§ Written problem
Transcribe the material in full, exactly as written.

§ Supplied material
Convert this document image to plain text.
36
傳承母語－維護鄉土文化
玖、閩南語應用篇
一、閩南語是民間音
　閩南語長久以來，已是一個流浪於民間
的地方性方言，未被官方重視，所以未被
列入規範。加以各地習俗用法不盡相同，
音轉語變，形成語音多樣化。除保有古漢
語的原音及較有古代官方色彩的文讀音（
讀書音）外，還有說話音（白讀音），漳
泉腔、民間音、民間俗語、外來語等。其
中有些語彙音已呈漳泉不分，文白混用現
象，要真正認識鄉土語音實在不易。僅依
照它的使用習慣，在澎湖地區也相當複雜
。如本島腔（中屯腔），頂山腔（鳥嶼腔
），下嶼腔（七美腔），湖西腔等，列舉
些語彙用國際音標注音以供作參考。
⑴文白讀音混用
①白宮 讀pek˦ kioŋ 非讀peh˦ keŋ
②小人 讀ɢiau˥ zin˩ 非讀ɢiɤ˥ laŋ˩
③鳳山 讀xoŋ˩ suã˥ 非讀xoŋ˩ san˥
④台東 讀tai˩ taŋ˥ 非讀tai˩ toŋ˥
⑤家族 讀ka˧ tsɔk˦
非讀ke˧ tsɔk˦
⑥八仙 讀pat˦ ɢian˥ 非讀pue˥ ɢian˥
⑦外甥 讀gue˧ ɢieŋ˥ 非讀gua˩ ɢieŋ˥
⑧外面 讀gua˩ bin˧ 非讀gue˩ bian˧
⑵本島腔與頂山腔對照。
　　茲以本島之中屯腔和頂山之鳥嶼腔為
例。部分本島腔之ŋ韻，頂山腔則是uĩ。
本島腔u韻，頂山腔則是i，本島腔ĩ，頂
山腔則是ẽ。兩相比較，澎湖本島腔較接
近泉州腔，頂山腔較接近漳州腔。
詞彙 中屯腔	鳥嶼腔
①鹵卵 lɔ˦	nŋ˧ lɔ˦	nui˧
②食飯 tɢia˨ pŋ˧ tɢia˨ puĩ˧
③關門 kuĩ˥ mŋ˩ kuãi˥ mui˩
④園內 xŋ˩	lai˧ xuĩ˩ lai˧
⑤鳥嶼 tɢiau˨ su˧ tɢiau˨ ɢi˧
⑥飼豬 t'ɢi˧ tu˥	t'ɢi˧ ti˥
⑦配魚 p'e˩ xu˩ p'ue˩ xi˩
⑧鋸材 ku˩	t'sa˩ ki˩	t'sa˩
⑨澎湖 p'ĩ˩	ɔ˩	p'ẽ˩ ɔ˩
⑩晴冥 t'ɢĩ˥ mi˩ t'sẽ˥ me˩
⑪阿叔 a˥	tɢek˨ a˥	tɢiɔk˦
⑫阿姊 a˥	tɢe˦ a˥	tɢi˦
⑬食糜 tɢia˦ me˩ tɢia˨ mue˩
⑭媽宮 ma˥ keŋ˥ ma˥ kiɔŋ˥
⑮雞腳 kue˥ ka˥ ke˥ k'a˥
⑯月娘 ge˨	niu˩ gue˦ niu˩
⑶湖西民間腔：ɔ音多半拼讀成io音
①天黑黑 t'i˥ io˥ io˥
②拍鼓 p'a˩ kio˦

§ In response
Convert this document image to plain text.
36
傳承母語－維護鄉土文化
玖、閩南語應用篇
一、閩南語是民間音
　閩南語長久以來，已是一個流浪於民間
的地方性方言，未被官方重視，所以未被
列入規範。加以各地習俗用法不盡相同，
音轉語變，形成語音多樣化。除保有古漢
語的原音及較有古代官方色彩的文讀音（
讀書音）外，還有說話音（白讀音），漳
泉腔、民間音、民間俗語、外來語等。其
中有些語彙音已呈漳泉不分，文白混用現
象，要真正認識鄉土語音實在不易。僅依
照它的使用習慣，在澎湖地區也相當複雜
。如本島腔（中屯腔），頂山腔（鳥嶼腔
），下嶼腔（七美腔），湖西腔等，列舉
些語彙用國際音標注音以供作參考。
⑴文白讀音混用
①白宮 讀pek˦ kioŋ 非讀peh˦ keŋ
②小人 讀ɢiau˥ zin˩ 非讀ɢiɤ˥ laŋ˩
③鳳山 讀xoŋ˩ suã˥ 非讀xoŋ˩ san˥
④台東 讀tai˩ taŋ˥ 非讀tai˩ toŋ˥
⑤家族 讀ka˧ tsɔk˦
非讀ke˧ tsɔk˦
⑥八仙 讀pat˦ ɢian˥ 非讀pue˥ ɢian˥
⑦外甥 讀gue˧ ɢieŋ˥ 非讀gua˩ ɢieŋ˥
⑧外面 讀gua˩ bin˧ 非讀gue˩ bian˧
⑵本島腔與頂山腔對照。
　　茲以本島之中屯腔和頂山之鳥嶼腔為
例。部分本島腔之ŋ韻，頂山腔則是uĩ。
本島腔u韻，頂山腔則是i，本島腔ĩ，頂
山腔則是ẽ。兩相比較，澎湖本島腔較接
近泉州腔，頂山腔較接近漳州腔。
詞彙 中屯腔	鳥嶼腔
①鹵卵 lɔ˦	nŋ˧ lɔ˦	nui˧
②食飯 tɢia˨ pŋ˧ tɢia˨ puĩ˧
③關門 kuĩ˥ mŋ˩ kuãi˥ mui˩
④園內 xŋ˩	lai˧ xuĩ˩ lai˧
⑤鳥嶼 tɢiau˨ su˧ tɢiau˨ ɢi˧
⑥飼豬 t'ɢi˧ tu˥	t'ɢi˧ ti˥
⑦配魚 p'e˩ xu˩ p'ue˩ xi˩
⑧鋸材 ku˩	t'sa˩ ki˩	t'sa˩
⑨澎湖 p'ĩ˩	ɔ˩	p'ẽ˩ ɔ˩
⑩晴冥 t'ɢĩ˥ mi˩ t'sẽ˥ me˩
⑪阿叔 a˥	tɢek˨ a˥	tɢiɔk˦
⑫阿姊 a˥	tɢe˦ a˥	tɢi˦
⑬食糜 tɢia˦ me˩ tɢia˨ mue˩
⑭媽宮 ma˥ keŋ˥ ma˥ kiɔŋ˥
⑮雞腳 kue˥ ka˥ ke˥ k'a˥
⑯月娘 ge˨	niu˩ gue˦ niu˩
⑶湖西民間腔：ɔ音多半拼讀成io音
①天黑黑 t'i˥ io˥ io˥
②拍鼓 p'a˩ kio˦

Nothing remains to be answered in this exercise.